-------- PROVIDED RECORDS

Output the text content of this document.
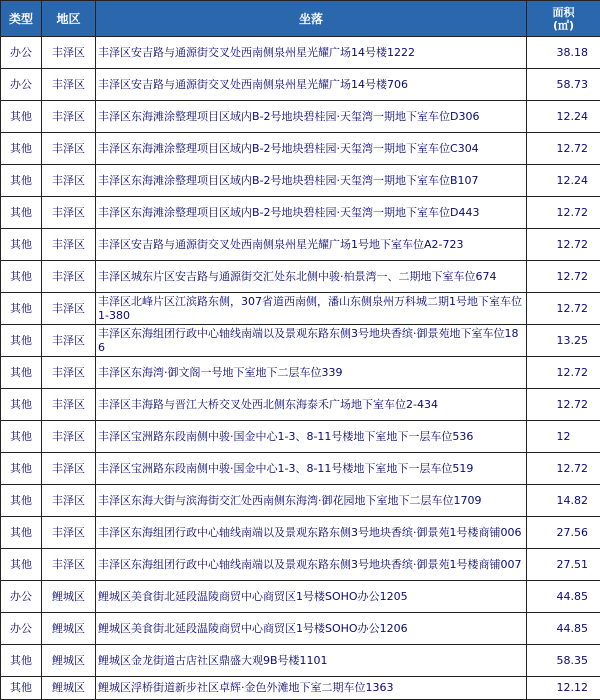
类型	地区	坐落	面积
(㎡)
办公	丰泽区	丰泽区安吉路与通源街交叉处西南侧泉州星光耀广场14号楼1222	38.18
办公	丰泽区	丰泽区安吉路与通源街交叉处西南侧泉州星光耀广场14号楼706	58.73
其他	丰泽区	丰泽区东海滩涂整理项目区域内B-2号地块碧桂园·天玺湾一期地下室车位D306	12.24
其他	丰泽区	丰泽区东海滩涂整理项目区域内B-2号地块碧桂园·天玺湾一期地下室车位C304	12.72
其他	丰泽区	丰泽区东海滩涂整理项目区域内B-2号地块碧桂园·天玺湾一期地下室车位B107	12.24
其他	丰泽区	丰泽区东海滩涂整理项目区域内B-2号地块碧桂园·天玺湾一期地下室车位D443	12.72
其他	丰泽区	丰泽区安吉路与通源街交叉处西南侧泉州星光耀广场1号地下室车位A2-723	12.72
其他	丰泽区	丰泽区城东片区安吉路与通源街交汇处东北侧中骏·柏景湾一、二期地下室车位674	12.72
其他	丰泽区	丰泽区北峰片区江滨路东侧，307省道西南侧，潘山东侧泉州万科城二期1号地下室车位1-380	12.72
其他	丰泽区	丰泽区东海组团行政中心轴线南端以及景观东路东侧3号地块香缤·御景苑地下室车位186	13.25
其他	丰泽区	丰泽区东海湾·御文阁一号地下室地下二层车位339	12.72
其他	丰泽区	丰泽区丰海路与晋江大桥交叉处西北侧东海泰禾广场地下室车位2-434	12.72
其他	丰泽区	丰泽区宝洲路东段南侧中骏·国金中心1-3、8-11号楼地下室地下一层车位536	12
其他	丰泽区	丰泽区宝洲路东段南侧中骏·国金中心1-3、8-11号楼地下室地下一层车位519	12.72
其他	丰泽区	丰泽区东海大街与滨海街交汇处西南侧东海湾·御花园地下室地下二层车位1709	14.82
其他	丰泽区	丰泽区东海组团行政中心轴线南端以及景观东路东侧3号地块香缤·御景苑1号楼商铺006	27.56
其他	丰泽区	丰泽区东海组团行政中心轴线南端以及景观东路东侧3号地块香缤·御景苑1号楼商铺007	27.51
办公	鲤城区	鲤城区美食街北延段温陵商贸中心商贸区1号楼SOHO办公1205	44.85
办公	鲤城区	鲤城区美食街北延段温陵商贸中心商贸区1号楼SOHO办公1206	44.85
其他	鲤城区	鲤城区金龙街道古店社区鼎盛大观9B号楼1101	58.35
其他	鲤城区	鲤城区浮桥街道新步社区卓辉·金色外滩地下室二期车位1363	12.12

----------------
-------- PROVIDED RECORDS

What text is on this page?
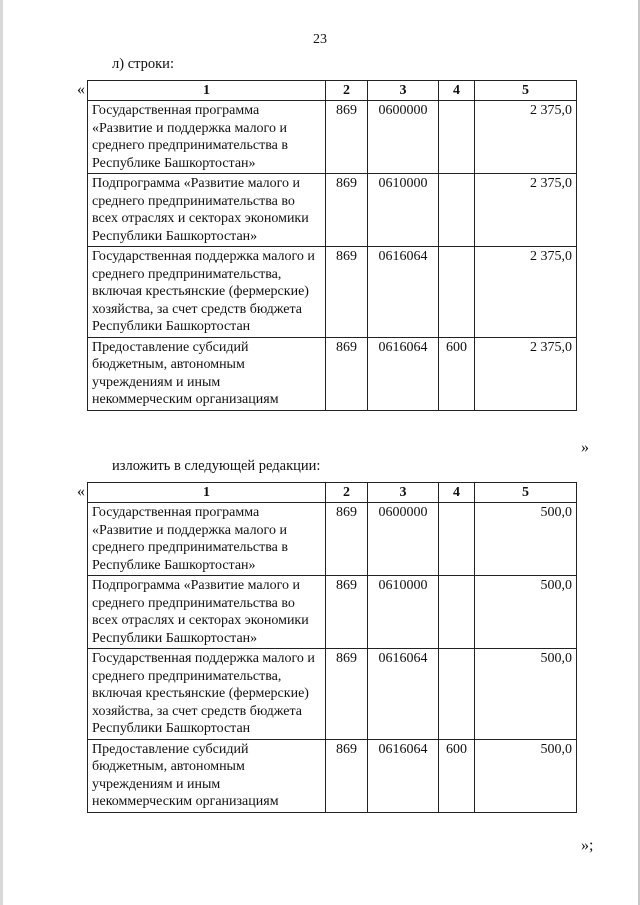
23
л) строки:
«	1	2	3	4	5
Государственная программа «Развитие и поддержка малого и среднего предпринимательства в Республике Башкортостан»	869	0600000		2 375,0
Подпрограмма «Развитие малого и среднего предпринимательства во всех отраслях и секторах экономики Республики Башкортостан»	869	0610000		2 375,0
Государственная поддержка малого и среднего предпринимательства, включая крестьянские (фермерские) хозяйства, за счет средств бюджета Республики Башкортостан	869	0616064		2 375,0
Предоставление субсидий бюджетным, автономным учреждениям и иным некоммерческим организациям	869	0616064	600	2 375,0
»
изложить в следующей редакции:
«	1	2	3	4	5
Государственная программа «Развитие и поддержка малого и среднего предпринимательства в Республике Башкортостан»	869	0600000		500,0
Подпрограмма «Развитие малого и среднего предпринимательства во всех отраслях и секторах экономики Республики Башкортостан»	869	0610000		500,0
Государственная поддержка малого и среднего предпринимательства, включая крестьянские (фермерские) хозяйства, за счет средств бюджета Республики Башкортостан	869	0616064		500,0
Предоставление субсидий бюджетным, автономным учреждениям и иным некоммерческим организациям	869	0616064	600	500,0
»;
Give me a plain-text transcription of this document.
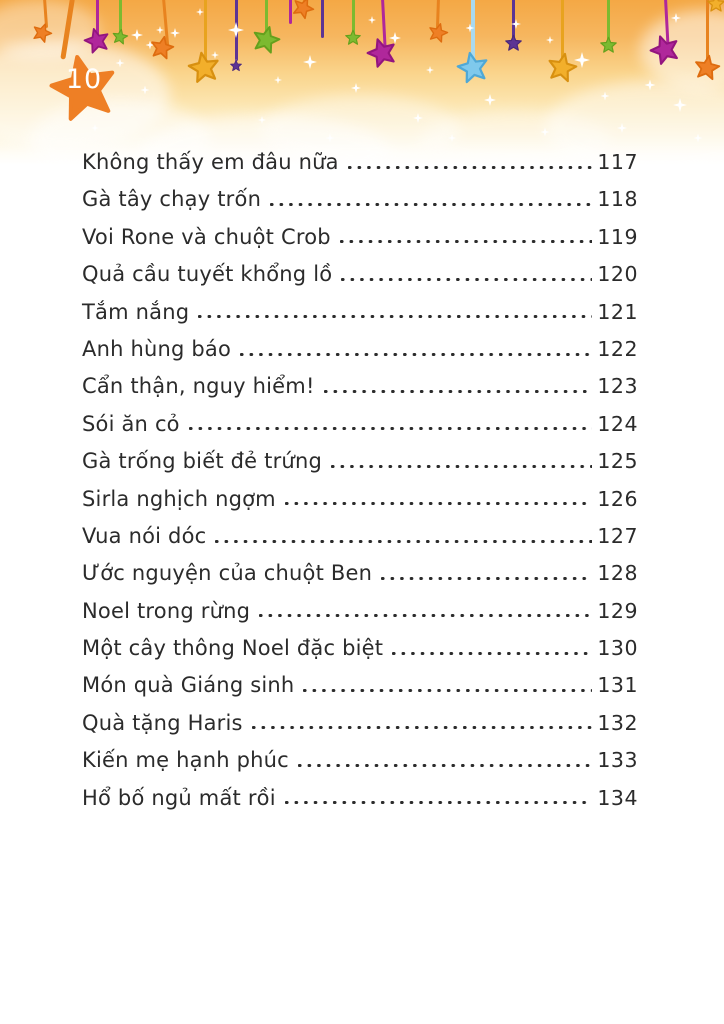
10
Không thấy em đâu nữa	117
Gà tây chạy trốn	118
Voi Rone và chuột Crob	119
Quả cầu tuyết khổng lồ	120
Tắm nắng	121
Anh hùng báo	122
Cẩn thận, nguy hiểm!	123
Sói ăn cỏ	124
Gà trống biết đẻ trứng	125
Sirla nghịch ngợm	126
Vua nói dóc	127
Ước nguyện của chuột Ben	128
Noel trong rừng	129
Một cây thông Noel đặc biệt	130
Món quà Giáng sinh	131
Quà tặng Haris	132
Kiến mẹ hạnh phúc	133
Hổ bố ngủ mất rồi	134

----------------

:: SHORT EXERCISE ::
Pull out all lines from the entries above in which the word "document" appears.

:: FINAL RESULT ::
Output the text content of this document.
Give me a plain-text transcription of this document.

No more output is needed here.